- REQUIREMENTS: Return a copy of every line in the records that includes the word "this".

=====

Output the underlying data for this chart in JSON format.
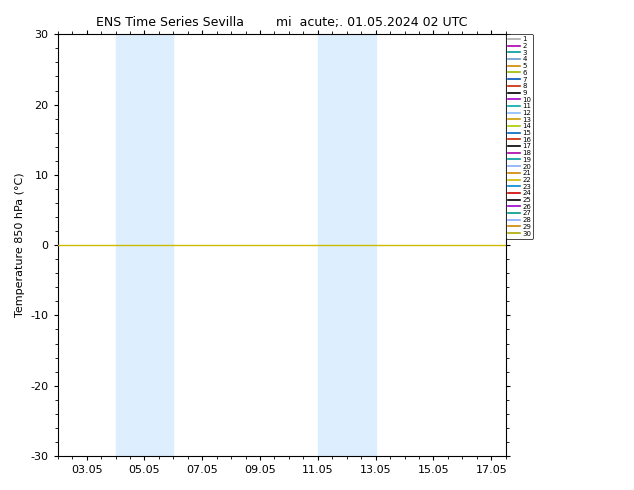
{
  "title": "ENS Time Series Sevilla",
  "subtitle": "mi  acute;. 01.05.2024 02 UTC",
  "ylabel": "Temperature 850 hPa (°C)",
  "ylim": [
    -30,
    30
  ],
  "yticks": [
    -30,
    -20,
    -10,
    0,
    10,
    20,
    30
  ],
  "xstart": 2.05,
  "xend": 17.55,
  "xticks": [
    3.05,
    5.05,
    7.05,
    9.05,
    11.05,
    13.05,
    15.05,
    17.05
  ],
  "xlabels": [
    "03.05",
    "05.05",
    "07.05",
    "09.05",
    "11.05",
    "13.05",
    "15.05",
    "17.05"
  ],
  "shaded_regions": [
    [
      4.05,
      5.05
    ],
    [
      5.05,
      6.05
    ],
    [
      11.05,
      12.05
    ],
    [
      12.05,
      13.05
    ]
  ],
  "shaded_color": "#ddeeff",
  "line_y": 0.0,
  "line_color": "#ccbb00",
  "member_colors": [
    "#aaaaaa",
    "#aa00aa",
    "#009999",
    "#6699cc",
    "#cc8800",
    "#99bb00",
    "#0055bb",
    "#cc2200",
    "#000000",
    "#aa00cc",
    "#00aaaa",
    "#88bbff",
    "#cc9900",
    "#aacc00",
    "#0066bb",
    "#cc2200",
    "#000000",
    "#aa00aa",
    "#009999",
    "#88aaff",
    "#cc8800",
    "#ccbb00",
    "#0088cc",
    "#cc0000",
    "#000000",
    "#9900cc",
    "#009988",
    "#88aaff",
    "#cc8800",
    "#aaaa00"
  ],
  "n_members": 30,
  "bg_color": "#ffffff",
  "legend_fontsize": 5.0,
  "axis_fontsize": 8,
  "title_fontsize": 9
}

=====

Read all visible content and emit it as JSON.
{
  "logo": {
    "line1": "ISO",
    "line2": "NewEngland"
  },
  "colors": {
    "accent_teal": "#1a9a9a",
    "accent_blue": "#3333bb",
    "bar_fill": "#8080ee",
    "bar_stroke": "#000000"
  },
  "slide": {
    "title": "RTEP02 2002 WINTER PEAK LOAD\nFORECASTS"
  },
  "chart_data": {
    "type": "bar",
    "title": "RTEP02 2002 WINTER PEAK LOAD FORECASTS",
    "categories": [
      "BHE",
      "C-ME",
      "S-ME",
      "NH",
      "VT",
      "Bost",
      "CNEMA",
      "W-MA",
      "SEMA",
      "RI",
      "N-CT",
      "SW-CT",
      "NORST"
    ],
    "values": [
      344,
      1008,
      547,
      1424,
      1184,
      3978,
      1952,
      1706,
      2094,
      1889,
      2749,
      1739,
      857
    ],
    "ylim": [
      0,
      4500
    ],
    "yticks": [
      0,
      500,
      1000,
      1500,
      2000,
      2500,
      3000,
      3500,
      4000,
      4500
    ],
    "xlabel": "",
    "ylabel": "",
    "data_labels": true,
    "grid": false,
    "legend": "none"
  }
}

=====

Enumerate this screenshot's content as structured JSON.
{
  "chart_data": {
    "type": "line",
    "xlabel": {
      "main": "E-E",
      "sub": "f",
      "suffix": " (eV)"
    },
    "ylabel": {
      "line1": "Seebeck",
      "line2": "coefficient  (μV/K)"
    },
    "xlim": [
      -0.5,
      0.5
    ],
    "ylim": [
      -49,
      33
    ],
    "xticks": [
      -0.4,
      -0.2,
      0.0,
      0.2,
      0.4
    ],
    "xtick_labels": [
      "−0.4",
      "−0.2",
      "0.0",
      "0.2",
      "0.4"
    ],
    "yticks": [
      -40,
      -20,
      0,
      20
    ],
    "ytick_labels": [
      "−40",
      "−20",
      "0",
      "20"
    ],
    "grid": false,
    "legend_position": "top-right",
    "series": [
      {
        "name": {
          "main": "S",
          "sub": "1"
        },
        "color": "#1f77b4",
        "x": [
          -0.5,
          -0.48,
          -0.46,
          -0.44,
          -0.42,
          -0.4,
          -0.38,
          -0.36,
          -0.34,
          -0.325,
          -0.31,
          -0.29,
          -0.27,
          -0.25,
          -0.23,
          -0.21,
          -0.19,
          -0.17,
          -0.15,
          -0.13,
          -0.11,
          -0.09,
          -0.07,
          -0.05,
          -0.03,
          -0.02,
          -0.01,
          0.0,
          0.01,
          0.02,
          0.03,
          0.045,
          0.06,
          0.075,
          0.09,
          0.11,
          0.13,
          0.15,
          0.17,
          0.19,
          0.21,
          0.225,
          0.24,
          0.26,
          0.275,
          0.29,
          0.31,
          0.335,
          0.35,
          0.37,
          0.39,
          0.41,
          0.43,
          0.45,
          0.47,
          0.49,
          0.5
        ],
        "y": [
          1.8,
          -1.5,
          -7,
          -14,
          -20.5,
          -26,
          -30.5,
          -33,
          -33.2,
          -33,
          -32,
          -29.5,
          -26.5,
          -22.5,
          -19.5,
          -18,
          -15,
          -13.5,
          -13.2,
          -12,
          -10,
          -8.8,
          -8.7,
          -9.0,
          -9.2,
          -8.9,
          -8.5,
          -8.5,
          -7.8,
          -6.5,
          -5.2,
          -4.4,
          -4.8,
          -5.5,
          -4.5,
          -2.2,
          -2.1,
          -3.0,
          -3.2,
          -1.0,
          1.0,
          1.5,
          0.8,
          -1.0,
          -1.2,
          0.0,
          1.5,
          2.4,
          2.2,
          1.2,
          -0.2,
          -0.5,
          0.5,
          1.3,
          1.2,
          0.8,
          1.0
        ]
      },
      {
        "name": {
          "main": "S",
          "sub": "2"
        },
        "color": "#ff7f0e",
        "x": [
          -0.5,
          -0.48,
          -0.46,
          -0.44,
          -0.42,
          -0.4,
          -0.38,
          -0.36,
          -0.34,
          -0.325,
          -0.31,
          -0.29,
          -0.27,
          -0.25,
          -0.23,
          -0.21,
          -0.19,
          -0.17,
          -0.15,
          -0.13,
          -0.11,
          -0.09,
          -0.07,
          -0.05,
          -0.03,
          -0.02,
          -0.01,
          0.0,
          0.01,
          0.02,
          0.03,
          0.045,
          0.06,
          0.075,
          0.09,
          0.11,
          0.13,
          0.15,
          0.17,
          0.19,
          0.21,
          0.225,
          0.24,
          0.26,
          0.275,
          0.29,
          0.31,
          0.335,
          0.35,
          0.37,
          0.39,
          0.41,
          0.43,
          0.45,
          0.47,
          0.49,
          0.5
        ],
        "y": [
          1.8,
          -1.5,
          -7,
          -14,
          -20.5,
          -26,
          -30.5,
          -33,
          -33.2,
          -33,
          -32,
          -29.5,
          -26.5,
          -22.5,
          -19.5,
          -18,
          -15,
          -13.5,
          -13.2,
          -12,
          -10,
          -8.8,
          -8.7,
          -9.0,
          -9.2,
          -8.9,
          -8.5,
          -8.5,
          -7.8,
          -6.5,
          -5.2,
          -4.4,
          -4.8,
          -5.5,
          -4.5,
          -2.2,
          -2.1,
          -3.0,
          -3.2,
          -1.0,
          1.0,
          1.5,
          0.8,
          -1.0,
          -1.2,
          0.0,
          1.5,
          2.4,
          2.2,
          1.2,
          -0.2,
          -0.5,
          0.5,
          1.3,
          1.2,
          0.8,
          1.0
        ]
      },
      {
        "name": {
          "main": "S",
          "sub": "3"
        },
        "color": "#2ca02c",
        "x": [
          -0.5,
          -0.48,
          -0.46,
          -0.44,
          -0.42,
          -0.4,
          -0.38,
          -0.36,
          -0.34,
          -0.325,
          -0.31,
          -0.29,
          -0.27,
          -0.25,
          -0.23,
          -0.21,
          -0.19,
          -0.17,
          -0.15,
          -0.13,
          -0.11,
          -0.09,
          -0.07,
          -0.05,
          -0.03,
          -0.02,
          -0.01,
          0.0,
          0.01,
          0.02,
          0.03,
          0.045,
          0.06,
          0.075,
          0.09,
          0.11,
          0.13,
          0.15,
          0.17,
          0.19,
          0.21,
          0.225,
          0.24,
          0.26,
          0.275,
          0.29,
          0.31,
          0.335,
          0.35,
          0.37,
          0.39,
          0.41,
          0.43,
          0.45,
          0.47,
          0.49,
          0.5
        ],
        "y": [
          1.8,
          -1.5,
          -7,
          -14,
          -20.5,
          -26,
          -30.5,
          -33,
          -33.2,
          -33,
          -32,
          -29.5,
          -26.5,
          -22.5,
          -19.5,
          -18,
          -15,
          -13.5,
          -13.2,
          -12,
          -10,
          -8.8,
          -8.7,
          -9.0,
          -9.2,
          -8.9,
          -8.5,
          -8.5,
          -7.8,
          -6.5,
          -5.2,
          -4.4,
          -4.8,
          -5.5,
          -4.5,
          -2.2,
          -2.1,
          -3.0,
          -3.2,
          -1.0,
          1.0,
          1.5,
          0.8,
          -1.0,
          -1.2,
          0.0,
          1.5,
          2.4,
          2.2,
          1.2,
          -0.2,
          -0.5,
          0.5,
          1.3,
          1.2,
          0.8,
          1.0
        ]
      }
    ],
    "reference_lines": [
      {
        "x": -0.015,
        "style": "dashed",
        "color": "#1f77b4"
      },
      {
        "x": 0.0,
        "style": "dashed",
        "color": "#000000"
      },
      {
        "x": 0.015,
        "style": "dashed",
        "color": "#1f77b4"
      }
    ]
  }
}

=====

- RESULT:
Output the underlying data for this chart in JSON format.
Enumerate this screenshot's content as structured JSON.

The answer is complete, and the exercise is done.